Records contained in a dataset
□ □ □

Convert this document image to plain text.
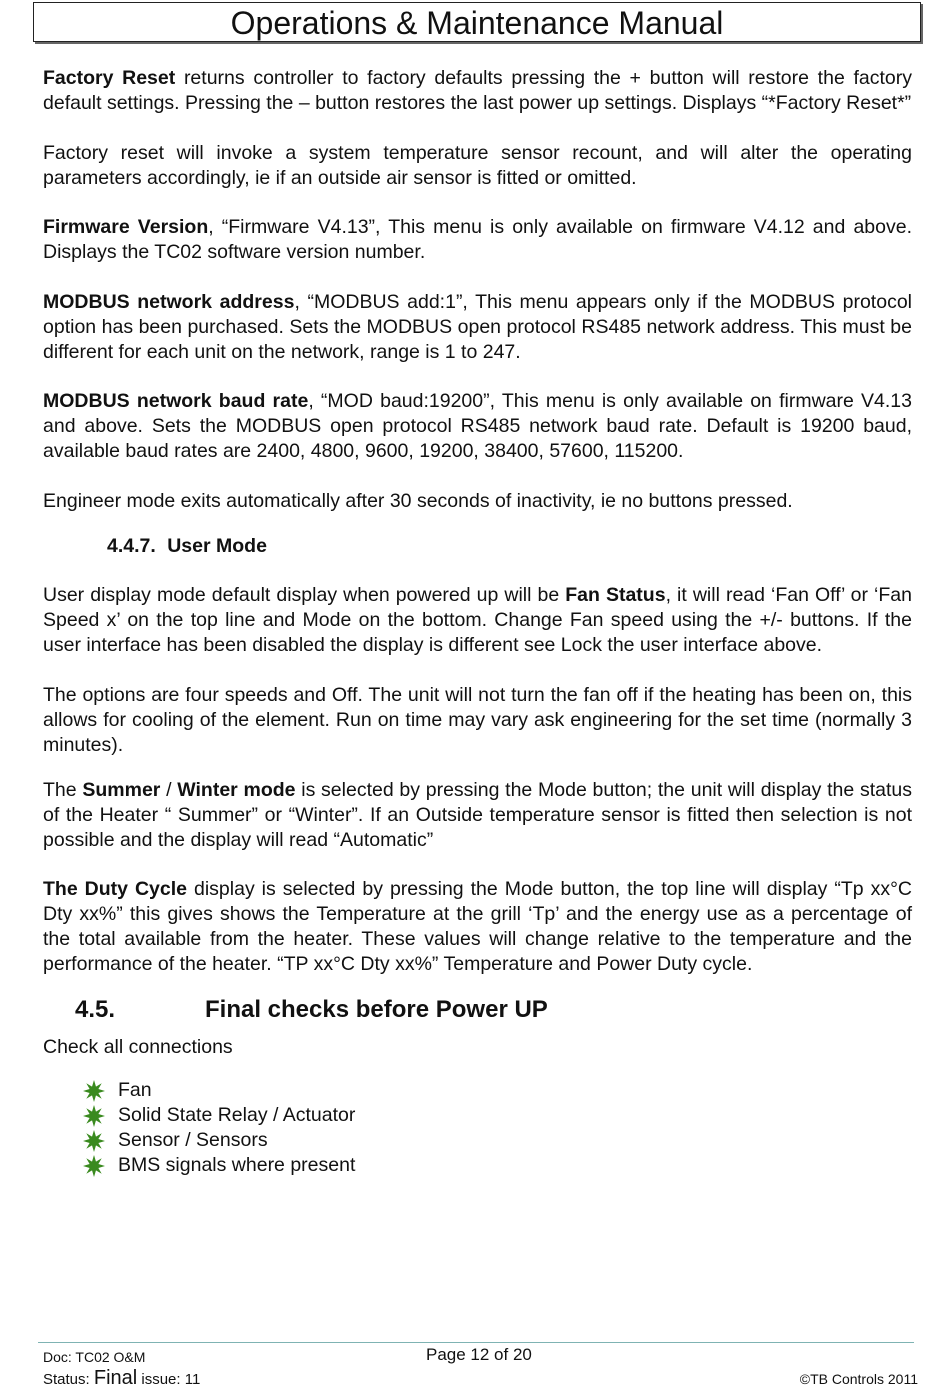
Operations & Maintenance Manual

Factory Reset returns controller to factory defaults pressing the + button will restore the factory default settings. Pressing the – button restores the last power up settings. Displays “*Factory Reset*”

Factory reset will invoke a system temperature sensor recount, and will alter the operating parameters accordingly, ie if an outside air sensor is fitted or omitted.

Firmware Version, “Firmware V4.13”, This menu is only available on firmware V4.12 and above. Displays the TC02 software version number.

MODBUS network address, “MODBUS add:1”, This menu appears only if the MODBUS protocol option has been purchased. Sets the MODBUS open protocol RS485 network address. This must be different for each unit on the network, range is 1 to 247.

MODBUS network baud rate, “MOD baud:19200”, This menu is only available on firmware V4.13 and above. Sets the MODBUS open protocol RS485 network baud rate. Default is 19200 baud, available baud rates are 2400, 4800, 9600, 19200, 38400, 57600, 115200.

Engineer mode exits automatically after 30 seconds of inactivity, ie no buttons pressed.

4.4.7. User Mode

User display mode default display when powered up will be Fan Status, it will read ‘Fan Off’ or ‘Fan Speed x’ on the top line and Mode on the bottom. Change Fan speed using the +/- buttons. If the user interface has been disabled the display is different see Lock the user interface above.

The options are four speeds and Off. The unit will not turn the fan off if the heating has been on, this allows for cooling of the element. Run on time may vary ask engineering for the set time (normally 3 minutes).

The Summer / Winter mode is selected by pressing the Mode button; the unit will display the status of the Heater “ Summer” or “Winter”. If an Outside temperature sensor is fitted then selection is not possible and the display will read “Automatic”

The Duty Cycle display is selected by pressing the Mode button, the top line will display “Tp xx°C Dty xx%” this gives shows the Temperature at the grill ‘Tp’ and the energy use as a percentage of the total available from the heater. These values will change relative to the temperature and the performance of the heater. “TP xx°C Dty xx%” Temperature and Power Duty cycle.

4.5.	Final checks before Power UP
Check all connections
Fan
Solid State Relay / Actuator
Sensor / Sensors
BMS signals where present
Doc: TC02 O&M	Page 12 of 20
Status: Final issue: 11	©TB Controls 2011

□ □ □

Give every record again exactly, apart from the pictures, which stay out.

• **TASK RESPONSE**
Convert this document image to plain text.
Operations & Maintenance Manual

Factory Reset returns controller to factory defaults pressing the + button will restore the factory default settings. Pressing the – button restores the last power up settings. Displays “*Factory Reset*”

Factory reset will invoke a system temperature sensor recount, and will alter the operating parameters accordingly, ie if an outside air sensor is fitted or omitted.

Firmware Version, “Firmware V4.13”, This menu is only available on firmware V4.12 and above. Displays the TC02 software version number.

MODBUS network address, “MODBUS add:1”, This menu appears only if the MODBUS protocol option has been purchased. Sets the MODBUS open protocol RS485 network address. This must be different for each unit on the network, range is 1 to 247.

MODBUS network baud rate, “MOD baud:19200”, This menu is only available on firmware V4.13 and above. Sets the MODBUS open protocol RS485 network baud rate. Default is 19200 baud, available baud rates are 2400, 4800, 9600, 19200, 38400, 57600, 115200.

Engineer mode exits automatically after 30 seconds of inactivity, ie no buttons pressed.

4.4.7. User Mode

User display mode default display when powered up will be Fan Status, it will read ‘Fan Off’ or ‘Fan Speed x’ on the top line and Mode on the bottom. Change Fan speed using the +/- buttons. If the user interface has been disabled the display is different see Lock the user interface above.

The options are four speeds and Off. The unit will not turn the fan off if the heating has been on, this allows for cooling of the element. Run on time may vary ask engineering for the set time (normally 3 minutes).

The Summer / Winter mode is selected by pressing the Mode button; the unit will display the status of the Heater “ Summer” or “Winter”. If an Outside temperature sensor is fitted then selection is not possible and the display will read “Automatic”

The Duty Cycle display is selected by pressing the Mode button, the top line will display “Tp xx°C Dty xx%” this gives shows the Temperature at the grill ‘Tp’ and the energy use as a percentage of the total available from the heater. These values will change relative to the temperature and the performance of the heater. “TP xx°C Dty xx%” Temperature and Power Duty cycle.

4.5.	Final checks before Power UP
Check all connections
Fan
Solid State Relay / Actuator
Sensor / Sensors
BMS signals where present
Doc: TC02 O&M	Page 12 of 20
Status: Final issue: 11	©TB Controls 2011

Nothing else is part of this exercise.